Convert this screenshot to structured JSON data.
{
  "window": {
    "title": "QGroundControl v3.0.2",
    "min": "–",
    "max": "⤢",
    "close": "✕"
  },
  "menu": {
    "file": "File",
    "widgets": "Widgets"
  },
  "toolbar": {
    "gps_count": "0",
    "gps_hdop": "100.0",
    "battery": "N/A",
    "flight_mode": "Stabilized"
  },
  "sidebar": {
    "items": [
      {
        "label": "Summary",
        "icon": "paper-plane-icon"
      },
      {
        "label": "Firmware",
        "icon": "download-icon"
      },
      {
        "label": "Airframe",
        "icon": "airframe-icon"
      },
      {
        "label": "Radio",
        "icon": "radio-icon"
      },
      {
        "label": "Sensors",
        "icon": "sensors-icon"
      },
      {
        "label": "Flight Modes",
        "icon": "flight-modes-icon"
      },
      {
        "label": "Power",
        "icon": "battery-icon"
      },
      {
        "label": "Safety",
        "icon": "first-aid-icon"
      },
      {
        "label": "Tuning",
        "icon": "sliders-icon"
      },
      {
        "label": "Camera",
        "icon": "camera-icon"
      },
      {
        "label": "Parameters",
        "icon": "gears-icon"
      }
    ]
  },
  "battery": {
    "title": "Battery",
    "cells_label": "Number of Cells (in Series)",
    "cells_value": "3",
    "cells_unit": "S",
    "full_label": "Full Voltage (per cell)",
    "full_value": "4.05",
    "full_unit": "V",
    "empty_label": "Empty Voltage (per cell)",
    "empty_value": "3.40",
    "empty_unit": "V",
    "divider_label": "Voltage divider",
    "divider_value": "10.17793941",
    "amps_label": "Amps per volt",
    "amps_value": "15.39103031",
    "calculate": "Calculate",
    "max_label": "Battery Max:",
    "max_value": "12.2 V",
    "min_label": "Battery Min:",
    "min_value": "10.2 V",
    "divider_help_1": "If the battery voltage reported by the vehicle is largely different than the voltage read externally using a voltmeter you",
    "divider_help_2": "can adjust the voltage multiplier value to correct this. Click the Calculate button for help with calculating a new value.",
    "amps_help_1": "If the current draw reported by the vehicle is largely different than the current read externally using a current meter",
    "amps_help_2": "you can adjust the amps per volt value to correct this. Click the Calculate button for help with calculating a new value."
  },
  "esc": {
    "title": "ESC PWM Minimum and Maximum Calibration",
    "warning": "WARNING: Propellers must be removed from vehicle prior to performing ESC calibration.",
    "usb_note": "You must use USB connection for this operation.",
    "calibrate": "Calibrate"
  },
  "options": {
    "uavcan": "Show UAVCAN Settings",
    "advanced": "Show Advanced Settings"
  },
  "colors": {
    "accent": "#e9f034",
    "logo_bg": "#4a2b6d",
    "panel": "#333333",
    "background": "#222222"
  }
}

========================================================================

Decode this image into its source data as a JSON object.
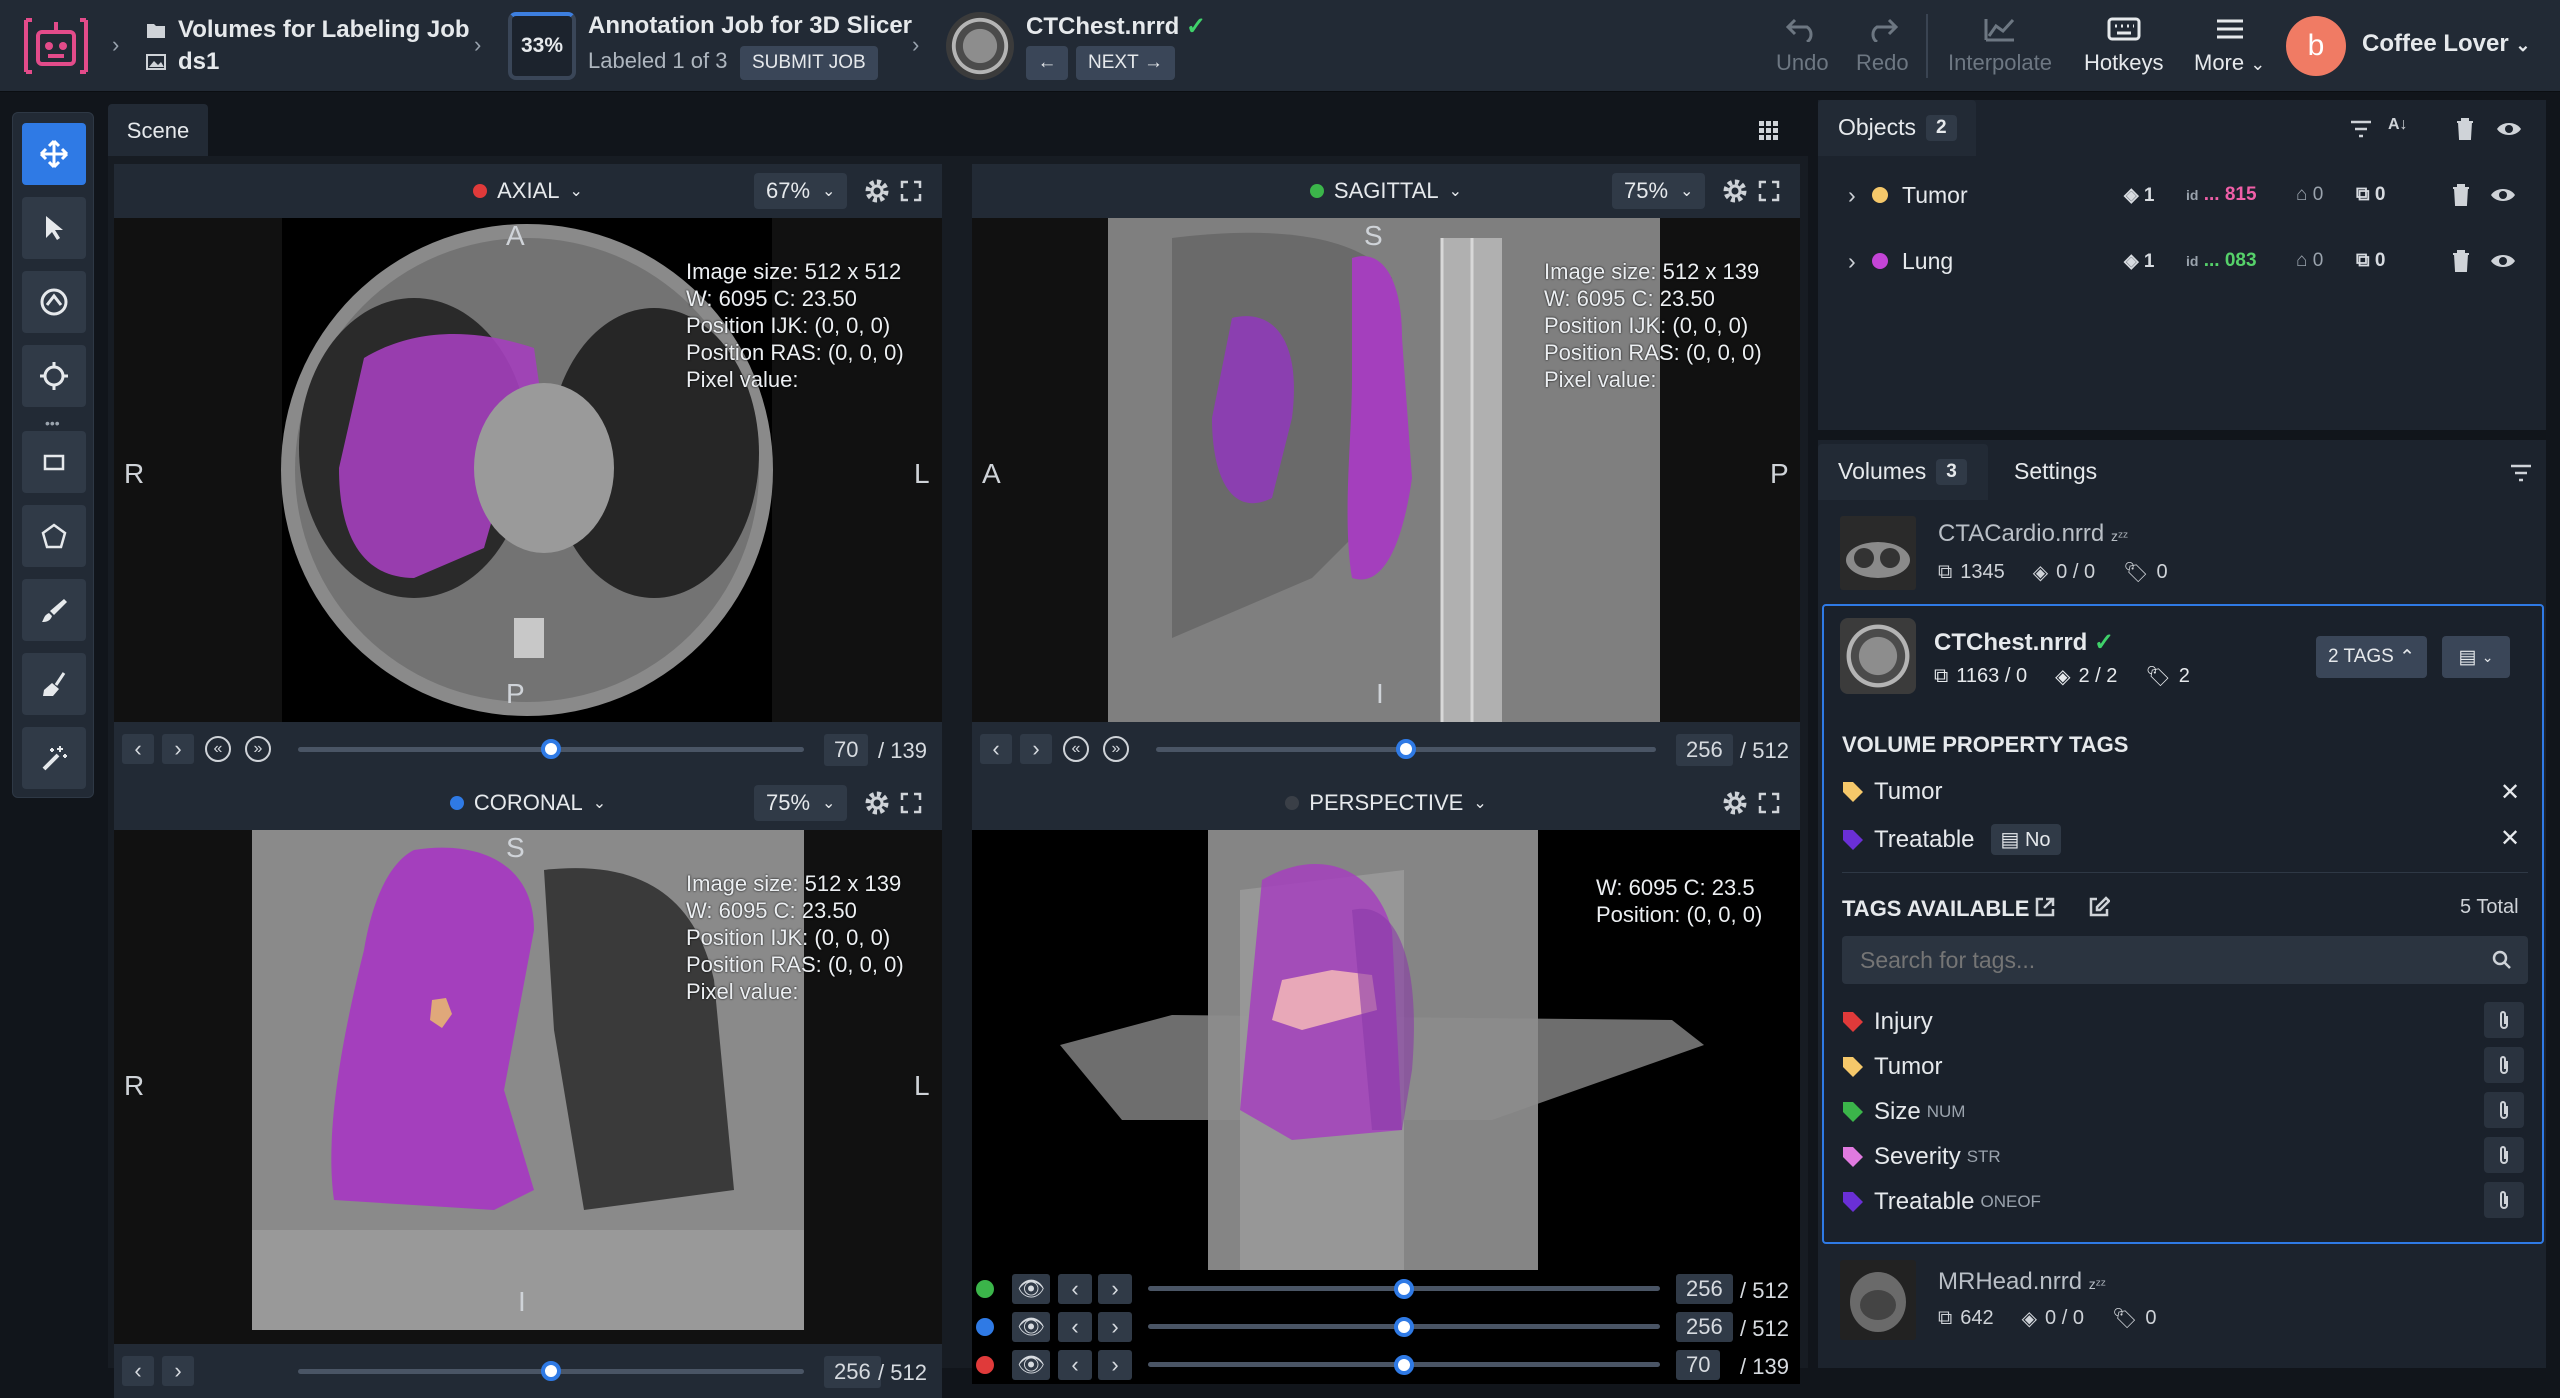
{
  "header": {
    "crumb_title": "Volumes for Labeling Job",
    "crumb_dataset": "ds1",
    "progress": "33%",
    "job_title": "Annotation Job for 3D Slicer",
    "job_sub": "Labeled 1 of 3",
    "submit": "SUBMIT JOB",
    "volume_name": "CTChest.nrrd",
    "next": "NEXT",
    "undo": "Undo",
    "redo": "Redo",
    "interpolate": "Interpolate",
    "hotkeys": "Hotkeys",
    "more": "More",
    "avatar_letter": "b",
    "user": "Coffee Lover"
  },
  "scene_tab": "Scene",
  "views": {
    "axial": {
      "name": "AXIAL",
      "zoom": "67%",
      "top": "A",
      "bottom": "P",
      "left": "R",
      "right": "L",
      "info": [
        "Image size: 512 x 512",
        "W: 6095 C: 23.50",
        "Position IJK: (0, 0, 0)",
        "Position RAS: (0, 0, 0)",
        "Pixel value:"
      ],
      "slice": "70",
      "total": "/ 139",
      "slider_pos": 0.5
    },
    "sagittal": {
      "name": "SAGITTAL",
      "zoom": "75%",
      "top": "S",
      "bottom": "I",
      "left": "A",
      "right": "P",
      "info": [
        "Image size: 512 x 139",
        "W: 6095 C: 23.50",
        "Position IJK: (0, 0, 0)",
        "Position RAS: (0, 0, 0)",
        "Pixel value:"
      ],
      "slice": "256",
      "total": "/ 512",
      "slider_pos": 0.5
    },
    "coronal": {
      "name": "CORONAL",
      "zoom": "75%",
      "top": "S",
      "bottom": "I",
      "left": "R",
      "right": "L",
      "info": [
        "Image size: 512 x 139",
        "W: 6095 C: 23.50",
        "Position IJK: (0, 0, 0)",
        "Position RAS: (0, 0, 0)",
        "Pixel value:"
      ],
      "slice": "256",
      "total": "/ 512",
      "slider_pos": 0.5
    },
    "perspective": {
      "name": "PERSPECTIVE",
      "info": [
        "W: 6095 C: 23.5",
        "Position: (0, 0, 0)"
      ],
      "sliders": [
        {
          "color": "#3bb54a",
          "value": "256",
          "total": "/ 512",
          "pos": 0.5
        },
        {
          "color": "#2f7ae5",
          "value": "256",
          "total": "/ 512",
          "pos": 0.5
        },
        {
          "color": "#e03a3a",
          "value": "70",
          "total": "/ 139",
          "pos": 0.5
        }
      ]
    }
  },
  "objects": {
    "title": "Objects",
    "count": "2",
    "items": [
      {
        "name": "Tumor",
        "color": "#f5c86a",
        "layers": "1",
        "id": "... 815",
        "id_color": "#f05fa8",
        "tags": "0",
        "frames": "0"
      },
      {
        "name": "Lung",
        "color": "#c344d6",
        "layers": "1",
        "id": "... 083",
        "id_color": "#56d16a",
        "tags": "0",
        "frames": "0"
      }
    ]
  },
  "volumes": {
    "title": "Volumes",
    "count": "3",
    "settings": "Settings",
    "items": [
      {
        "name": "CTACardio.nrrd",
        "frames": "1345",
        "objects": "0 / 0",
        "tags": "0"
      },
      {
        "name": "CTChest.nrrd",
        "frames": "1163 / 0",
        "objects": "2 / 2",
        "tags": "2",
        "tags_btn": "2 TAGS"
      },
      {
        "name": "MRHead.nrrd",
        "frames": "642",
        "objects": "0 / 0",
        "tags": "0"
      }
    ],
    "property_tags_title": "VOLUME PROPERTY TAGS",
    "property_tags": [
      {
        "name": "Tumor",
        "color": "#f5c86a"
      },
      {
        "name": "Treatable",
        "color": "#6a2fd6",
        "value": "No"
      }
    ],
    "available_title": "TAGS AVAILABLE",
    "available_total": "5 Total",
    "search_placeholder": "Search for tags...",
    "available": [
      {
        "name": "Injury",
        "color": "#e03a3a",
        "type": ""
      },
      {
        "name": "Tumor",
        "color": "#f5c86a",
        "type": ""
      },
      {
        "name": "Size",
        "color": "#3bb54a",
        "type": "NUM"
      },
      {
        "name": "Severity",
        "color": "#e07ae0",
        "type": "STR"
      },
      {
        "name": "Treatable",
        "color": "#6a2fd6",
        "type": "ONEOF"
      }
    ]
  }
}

========================================================================

TASK REQUIREMENTS — Wherever a line of the listing above contains the string "Click", copy that line.

RESULT —
    "divider_help_2": "can adjust the voltage multiplier value to correct this. Click the Calculate button for help with calculating a new value.",
    "amps_help_2": "you can adjust the amps per volt value to correct this. Click the Calculate button for help with calculating a new value."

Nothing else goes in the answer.